→ Aim of the exercise: Every entry must be copied word for word.

→ Data provided:
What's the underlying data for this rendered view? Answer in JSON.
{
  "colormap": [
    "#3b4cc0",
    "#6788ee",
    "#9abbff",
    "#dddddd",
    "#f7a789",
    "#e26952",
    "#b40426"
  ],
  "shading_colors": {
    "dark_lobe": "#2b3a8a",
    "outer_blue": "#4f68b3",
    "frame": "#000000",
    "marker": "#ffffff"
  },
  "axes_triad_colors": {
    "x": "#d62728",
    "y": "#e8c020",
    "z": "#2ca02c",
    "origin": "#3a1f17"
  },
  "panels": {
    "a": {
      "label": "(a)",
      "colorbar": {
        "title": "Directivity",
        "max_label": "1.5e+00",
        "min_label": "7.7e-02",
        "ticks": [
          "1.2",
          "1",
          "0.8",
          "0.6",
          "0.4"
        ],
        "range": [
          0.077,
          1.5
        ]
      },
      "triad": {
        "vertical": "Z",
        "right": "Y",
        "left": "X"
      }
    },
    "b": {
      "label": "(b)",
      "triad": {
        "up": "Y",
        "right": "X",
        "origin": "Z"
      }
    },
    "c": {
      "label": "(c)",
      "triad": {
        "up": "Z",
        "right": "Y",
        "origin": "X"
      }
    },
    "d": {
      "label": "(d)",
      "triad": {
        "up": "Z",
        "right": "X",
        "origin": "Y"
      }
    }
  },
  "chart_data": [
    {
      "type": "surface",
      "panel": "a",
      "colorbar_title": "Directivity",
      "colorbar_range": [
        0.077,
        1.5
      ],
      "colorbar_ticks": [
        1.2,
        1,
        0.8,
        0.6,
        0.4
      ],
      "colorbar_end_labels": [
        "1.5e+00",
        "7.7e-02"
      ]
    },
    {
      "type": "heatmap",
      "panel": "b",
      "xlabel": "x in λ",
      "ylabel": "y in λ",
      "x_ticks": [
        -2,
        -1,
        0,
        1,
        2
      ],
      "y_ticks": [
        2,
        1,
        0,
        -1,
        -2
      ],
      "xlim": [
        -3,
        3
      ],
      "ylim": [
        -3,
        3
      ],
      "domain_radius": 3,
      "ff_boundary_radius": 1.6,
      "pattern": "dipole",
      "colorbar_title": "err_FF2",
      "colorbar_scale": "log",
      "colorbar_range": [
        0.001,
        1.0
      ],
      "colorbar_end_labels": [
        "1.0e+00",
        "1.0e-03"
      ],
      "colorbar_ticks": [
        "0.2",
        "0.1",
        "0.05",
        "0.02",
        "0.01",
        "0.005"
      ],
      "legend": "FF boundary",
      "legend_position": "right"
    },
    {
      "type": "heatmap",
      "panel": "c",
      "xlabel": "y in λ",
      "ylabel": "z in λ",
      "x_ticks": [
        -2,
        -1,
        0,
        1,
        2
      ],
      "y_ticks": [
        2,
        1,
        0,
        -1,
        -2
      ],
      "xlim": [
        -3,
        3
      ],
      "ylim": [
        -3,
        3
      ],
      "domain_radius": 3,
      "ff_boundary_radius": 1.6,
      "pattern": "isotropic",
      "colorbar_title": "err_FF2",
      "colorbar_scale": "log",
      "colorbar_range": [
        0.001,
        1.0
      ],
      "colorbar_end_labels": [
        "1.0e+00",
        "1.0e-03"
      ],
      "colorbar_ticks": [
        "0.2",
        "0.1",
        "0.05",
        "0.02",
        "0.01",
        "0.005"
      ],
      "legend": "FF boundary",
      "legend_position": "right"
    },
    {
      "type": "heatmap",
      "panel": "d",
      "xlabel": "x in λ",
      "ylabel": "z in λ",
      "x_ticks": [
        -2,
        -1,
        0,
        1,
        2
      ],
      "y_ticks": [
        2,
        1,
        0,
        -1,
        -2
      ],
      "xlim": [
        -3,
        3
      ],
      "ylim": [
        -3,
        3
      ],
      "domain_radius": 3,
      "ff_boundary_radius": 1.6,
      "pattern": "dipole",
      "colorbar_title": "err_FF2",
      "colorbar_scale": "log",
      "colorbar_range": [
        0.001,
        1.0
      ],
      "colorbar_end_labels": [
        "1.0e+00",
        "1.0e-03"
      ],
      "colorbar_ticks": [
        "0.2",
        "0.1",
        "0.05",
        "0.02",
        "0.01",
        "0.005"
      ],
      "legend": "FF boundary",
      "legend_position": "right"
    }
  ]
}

→ Written answer:
What's the underlying data for this rendered view? Answer in JSON.
{
  "colormap": [
    "#3b4cc0",
    "#6788ee",
    "#9abbff",
    "#dddddd",
    "#f7a789",
    "#e26952",
    "#b40426"
  ],
  "shading_colors": {
    "dark_lobe": "#2b3a8a",
    "outer_blue": "#4f68b3",
    "frame": "#000000",
    "marker": "#ffffff"
  },
  "axes_triad_colors": {
    "x": "#d62728",
    "y": "#e8c020",
    "z": "#2ca02c",
    "origin": "#3a1f17"
  },
  "panels": {
    "a": {
      "label": "(a)",
      "colorbar": {
        "title": "Directivity",
        "max_label": "1.5e+00",
        "min_label": "7.7e-02",
        "ticks": [
          "1.2",
          "1",
          "0.8",
          "0.6",
          "0.4"
        ],
        "range": [
          0.077,
          1.5
        ]
      },
      "triad": {
        "vertical": "Z",
        "right": "Y",
        "left": "X"
      }
    },
    "b": {
      "label": "(b)",
      "triad": {
        "up": "Y",
        "right": "X",
        "origin": "Z"
      }
    },
    "c": {
      "label": "(c)",
      "triad": {
        "up": "Z",
        "right": "Y",
        "origin": "X"
      }
    },
    "d": {
      "label": "(d)",
      "triad": {
        "up": "Z",
        "right": "X",
        "origin": "Y"
      }
    }
  },
  "chart_data": [
    {
      "type": "surface",
      "panel": "a",
      "colorbar_title": "Directivity",
      "colorbar_range": [
        0.077,
        1.5
      ],
      "colorbar_ticks": [
        1.2,
        1,
        0.8,
        0.6,
        0.4
      ],
      "colorbar_end_labels": [
        "1.5e+00",
        "7.7e-02"
      ]
    },
    {
      "type": "heatmap",
      "panel": "b",
      "xlabel": "x in λ",
      "ylabel": "y in λ",
      "x_ticks": [
        -2,
        -1,
        0,
        1,
        2
      ],
      "y_ticks": [
        2,
        1,
        0,
        -1,
        -2
      ],
      "xlim": [
        -3,
        3
      ],
      "ylim": [
        -3,
        3
      ],
      "domain_radius": 3,
      "ff_boundary_radius": 1.6,
      "pattern": "dipole",
      "colorbar_title": "err_FF2",
      "colorbar_scale": "log",
      "colorbar_range": [
        0.001,
        1.0
      ],
      "colorbar_end_labels": [
        "1.0e+00",
        "1.0e-03"
      ],
      "colorbar_ticks": [
        "0.2",
        "0.1",
        "0.05",
        "0.02",
        "0.01",
        "0.005"
      ],
      "legend": "FF boundary",
      "legend_position": "right"
    },
    {
      "type": "heatmap",
      "panel": "c",
      "xlabel": "y in λ",
      "ylabel": "z in λ",
      "x_ticks": [
        -2,
        -1,
        0,
        1,
        2
      ],
      "y_ticks": [
        2,
        1,
        0,
        -1,
        -2
      ],
      "xlim": [
        -3,
        3
      ],
      "ylim": [
        -3,
        3
      ],
      "domain_radius": 3,
      "ff_boundary_radius": 1.6,
      "pattern": "isotropic",
      "colorbar_title": "err_FF2",
      "colorbar_scale": "log",
      "colorbar_range": [
        0.001,
        1.0
      ],
      "colorbar_end_labels": [
        "1.0e+00",
        "1.0e-03"
      ],
      "colorbar_ticks": [
        "0.2",
        "0.1",
        "0.05",
        "0.02",
        "0.01",
        "0.005"
      ],
      "legend": "FF boundary",
      "legend_position": "right"
    },
    {
      "type": "heatmap",
      "panel": "d",
      "xlabel": "x in λ",
      "ylabel": "z in λ",
      "x_ticks": [
        -2,
        -1,
        0,
        1,
        2
      ],
      "y_ticks": [
        2,
        1,
        0,
        -1,
        -2
      ],
      "xlim": [
        -3,
        3
      ],
      "ylim": [
        -3,
        3
      ],
      "domain_radius": 3,
      "ff_boundary_radius": 1.6,
      "pattern": "dipole",
      "colorbar_title": "err_FF2",
      "colorbar_scale": "log",
      "colorbar_range": [
        0.001,
        1.0
      ],
      "colorbar_end_labels": [
        "1.0e+00",
        "1.0e-03"
      ],
      "colorbar_ticks": [
        "0.2",
        "0.1",
        "0.05",
        "0.02",
        "0.01",
        "0.005"
      ],
      "legend": "FF boundary",
      "legend_position": "right"
    }
  ]
}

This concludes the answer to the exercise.